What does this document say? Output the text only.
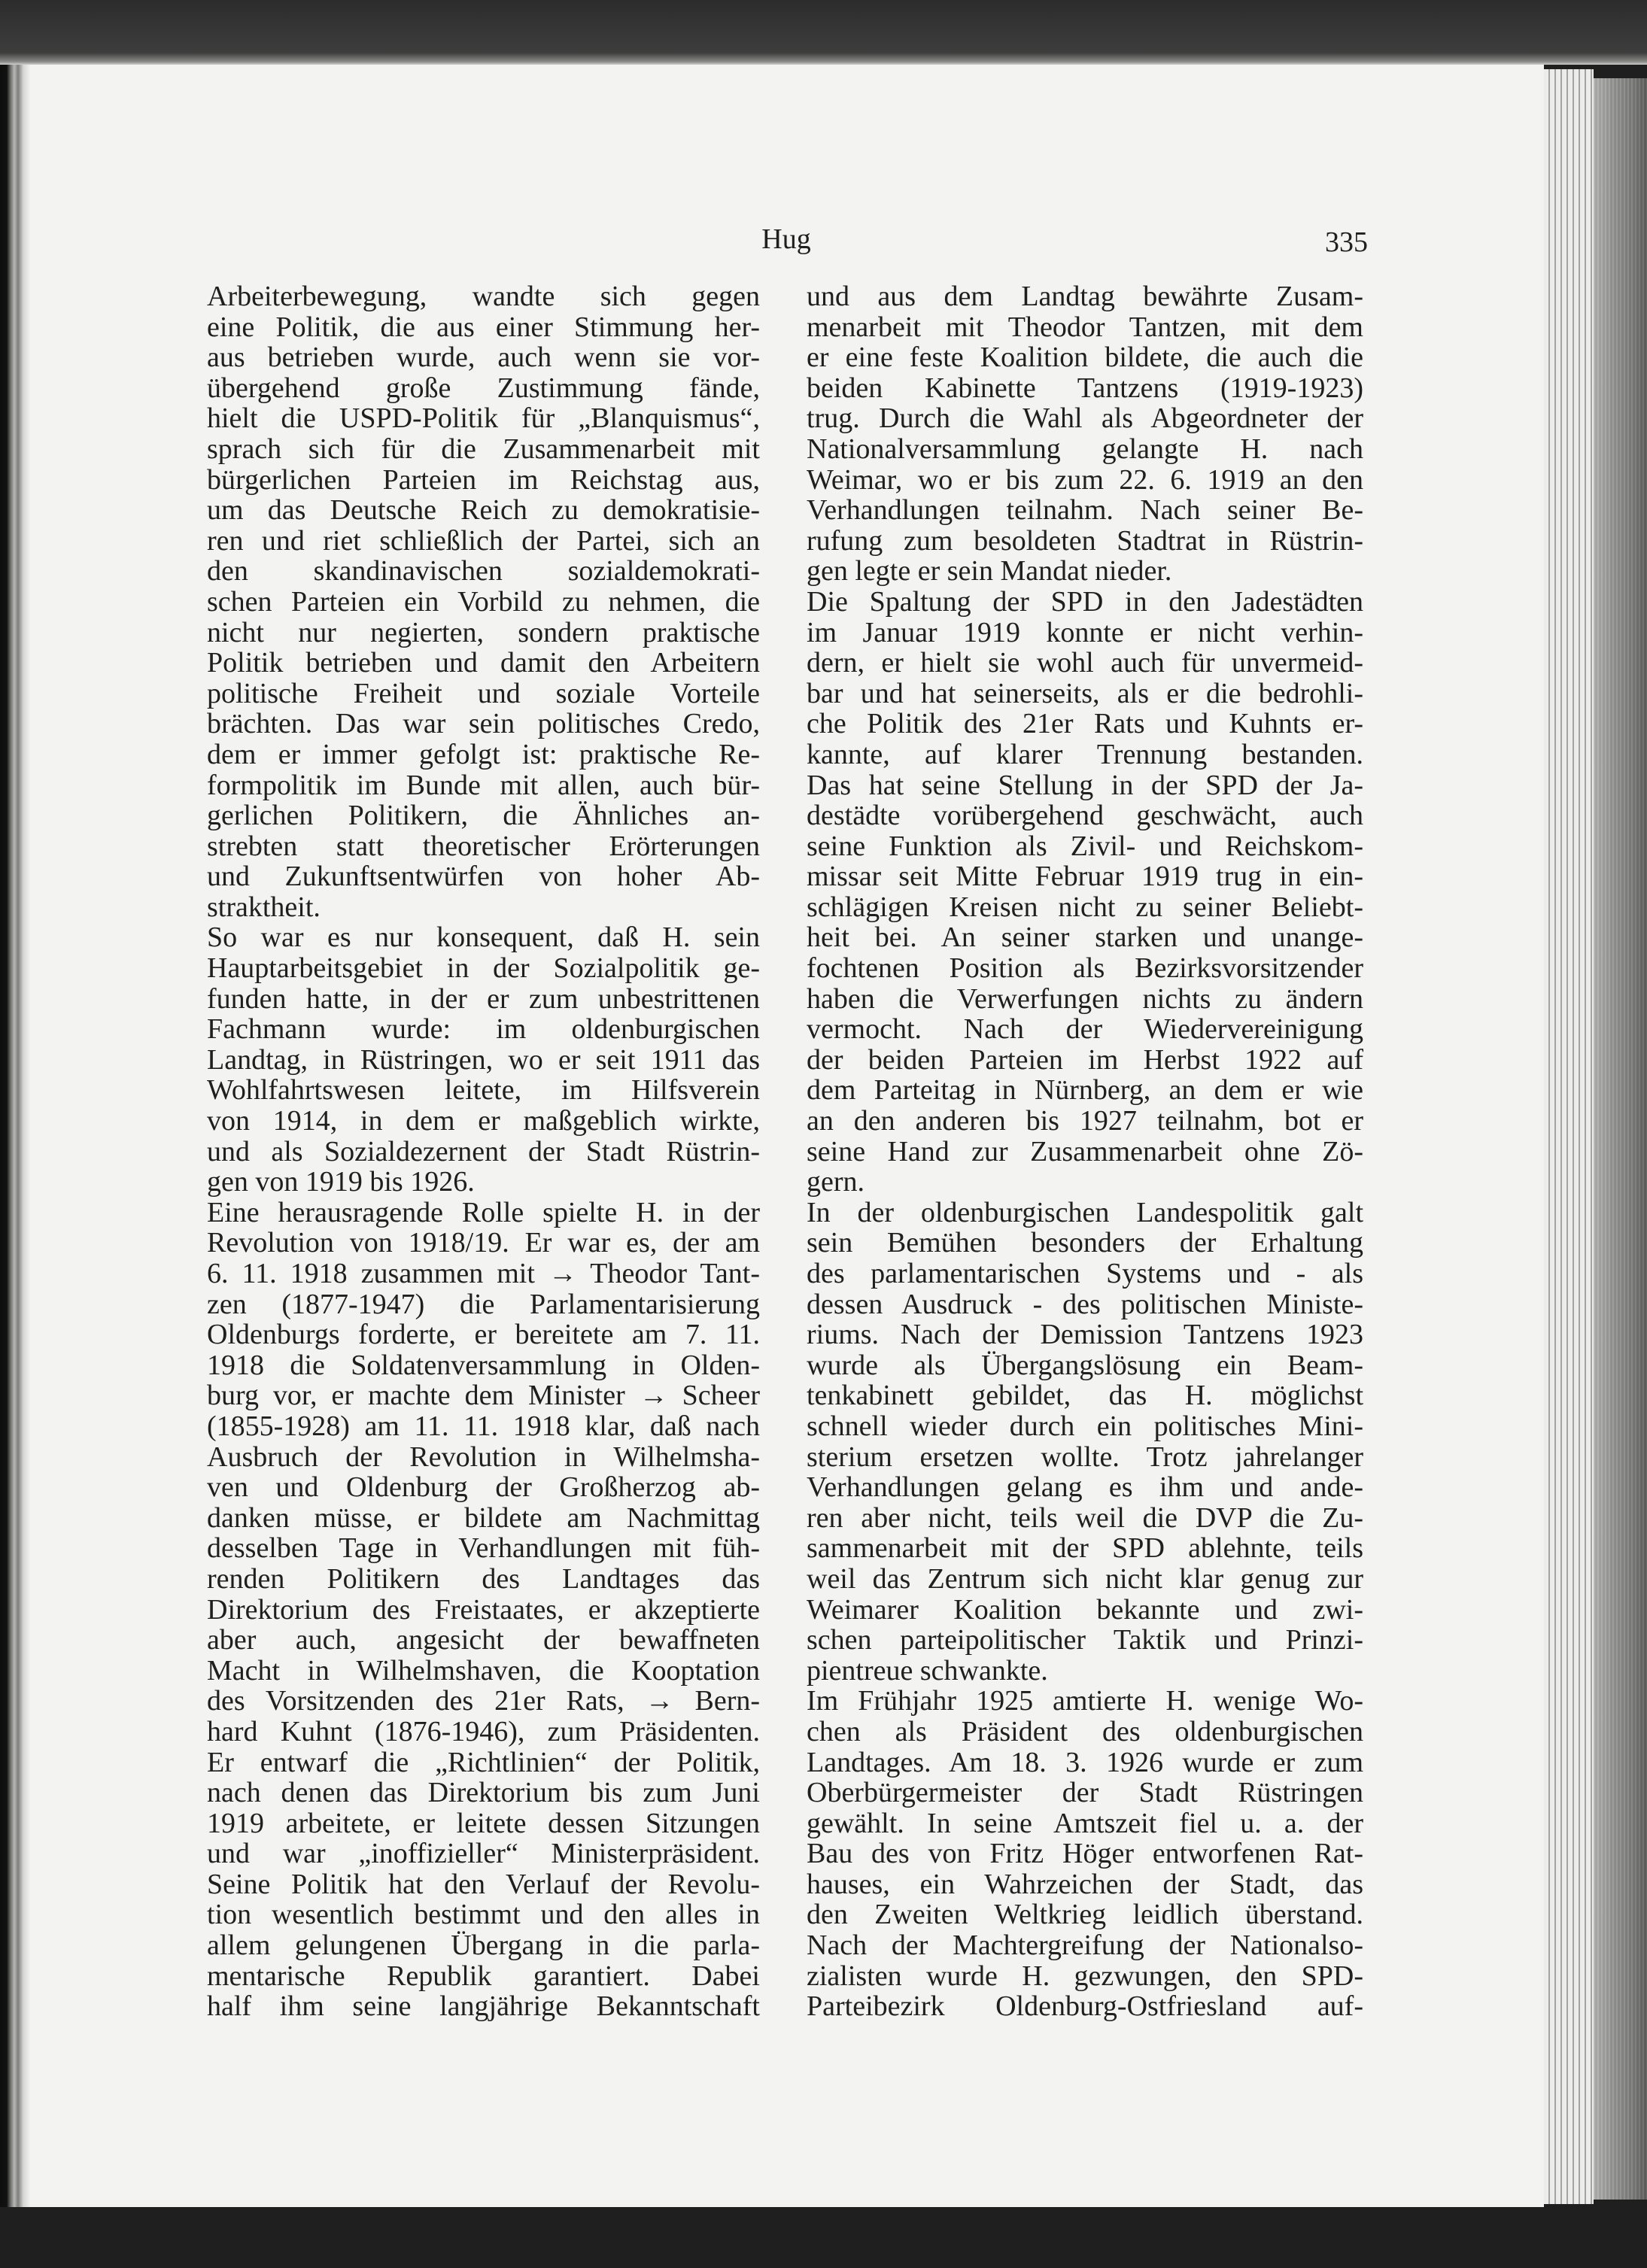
Hug	335
Arbeiterbewegung, wandte sich gegen
eine Politik, die aus einer Stimmung her-
aus betrieben wurde, auch wenn sie vor-
übergehend große Zustimmung fände,
hielt die USPD-Politik für „Blanquismus“,
sprach sich für die Zusammenarbeit mit
bürgerlichen Parteien im Reichstag aus,
um das Deutsche Reich zu demokratisie-
ren und riet schließlich der Partei, sich an
den skandinavischen sozialdemokrati-
schen Parteien ein Vorbild zu nehmen, die
nicht nur negierten, sondern praktische
Politik betrieben und damit den Arbeitern
politische Freiheit und soziale Vorteile
brächten. Das war sein politisches Credo,
dem er immer gefolgt ist: praktische Re-
formpolitik im Bunde mit allen, auch bür-
gerlichen Politikern, die Ähnliches an-
strebten statt theoretischer Erörterungen
und Zukunftsentwürfen von hoher Ab-
straktheit.
So war es nur konsequent, daß H. sein
Hauptarbeitsgebiet in der Sozialpolitik ge-
funden hatte, in der er zum unbestrittenen
Fachmann wurde: im oldenburgischen
Landtag, in Rüstringen, wo er seit 1911 das
Wohlfahrtswesen leitete, im Hilfsverein
von 1914, in dem er maßgeblich wirkte,
und als Sozialdezernent der Stadt Rüstrin-
gen von 1919 bis 1926.
Eine herausragende Rolle spielte H. in der
Revolution von 1918/19. Er war es, der am
6. 11. 1918 zusammen mit → Theodor Tant-
zen (1877-1947) die Parlamentarisierung
Oldenburgs forderte, er bereitete am 7. 11.
1918 die Soldatenversammlung in Olden-
burg vor, er machte dem Minister → Scheer
(1855-1928) am 11. 11. 1918 klar, daß nach
Ausbruch der Revolution in Wilhelmsha-
ven und Oldenburg der Großherzog ab-
danken müsse, er bildete am Nachmittag
desselben Tage in Verhandlungen mit füh-
renden Politikern des Landtages das
Direktorium des Freistaates, er akzeptierte
aber auch, angesicht der bewaffneten
Macht in Wilhelmshaven, die Kooptation
des Vorsitzenden des 21er Rats, → Bern-
hard Kuhnt (1876-1946), zum Präsidenten.
Er entwarf die „Richtlinien“ der Politik,
nach denen das Direktorium bis zum Juni
1919 arbeitete, er leitete dessen Sitzungen
und war „inoffizieller“ Ministerpräsident.
Seine Politik hat den Verlauf der Revolu-
tion wesentlich bestimmt und den alles in
allem gelungenen Übergang in die parla-
mentarische Republik garantiert. Dabei
half ihm seine langjährige Bekanntschaft
und aus dem Landtag bewährte Zusam-
menarbeit mit Theodor Tantzen, mit dem
er eine feste Koalition bildete, die auch die
beiden Kabinette Tantzens (1919-1923)
trug. Durch die Wahl als Abgeordneter der
Nationalversammlung gelangte H. nach
Weimar, wo er bis zum 22. 6. 1919 an den
Verhandlungen teilnahm. Nach seiner Be-
rufung zum besoldeten Stadtrat in Rüstrin-
gen legte er sein Mandat nieder.
Die Spaltung der SPD in den Jadestädten
im Januar 1919 konnte er nicht verhin-
dern, er hielt sie wohl auch für unvermeid-
bar und hat seinerseits, als er die bedrohli-
che Politik des 21er Rats und Kuhnts er-
kannte, auf klarer Trennung bestanden.
Das hat seine Stellung in der SPD der Ja-
destädte vorübergehend geschwächt, auch
seine Funktion als Zivil- und Reichskom-
missar seit Mitte Februar 1919 trug in ein-
schlägigen Kreisen nicht zu seiner Beliebt-
heit bei. An seiner starken und unange-
fochtenen Position als Bezirksvorsitzender
haben die Verwerfungen nichts zu ändern
vermocht. Nach der Wiedervereinigung
der beiden Parteien im Herbst 1922 auf
dem Parteitag in Nürnberg, an dem er wie
an den anderen bis 1927 teilnahm, bot er
seine Hand zur Zusammenarbeit ohne Zö-
gern.
In der oldenburgischen Landespolitik galt
sein Bemühen besonders der Erhaltung
des parlamentarischen Systems und - als
dessen Ausdruck - des politischen Ministe-
riums. Nach der Demission Tantzens 1923
wurde als Übergangslösung ein Beam-
tenkabinett gebildet, das H. möglichst
schnell wieder durch ein politisches Mini-
sterium ersetzen wollte. Trotz jahrelanger
Verhandlungen gelang es ihm und ande-
ren aber nicht, teils weil die DVP die Zu-
sammenarbeit mit der SPD ablehnte, teils
weil das Zentrum sich nicht klar genug zur
Weimarer Koalition bekannte und zwi-
schen parteipolitischer Taktik und Prinzi-
pientreue schwankte.
Im Frühjahr 1925 amtierte H. wenige Wo-
chen als Präsident des oldenburgischen
Landtages. Am 18. 3. 1926 wurde er zum
Oberbürgermeister der Stadt Rüstringen
gewählt. In seine Amtszeit fiel u. a. der
Bau des von Fritz Höger entworfenen Rat-
hauses, ein Wahrzeichen der Stadt, das
den Zweiten Weltkrieg leidlich überstand.
Nach der Machtergreifung der Nationalso-
zialisten wurde H. gezwungen, den SPD-
Parteibezirk Oldenburg-Ostfriesland auf-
+++
**Instruction**: Extract every line that has the string "Koalition" in it.

**Output of the exercise**:
er eine feste Koalition bildete, die auch die
Weimarer Koalition bekannte und zwi-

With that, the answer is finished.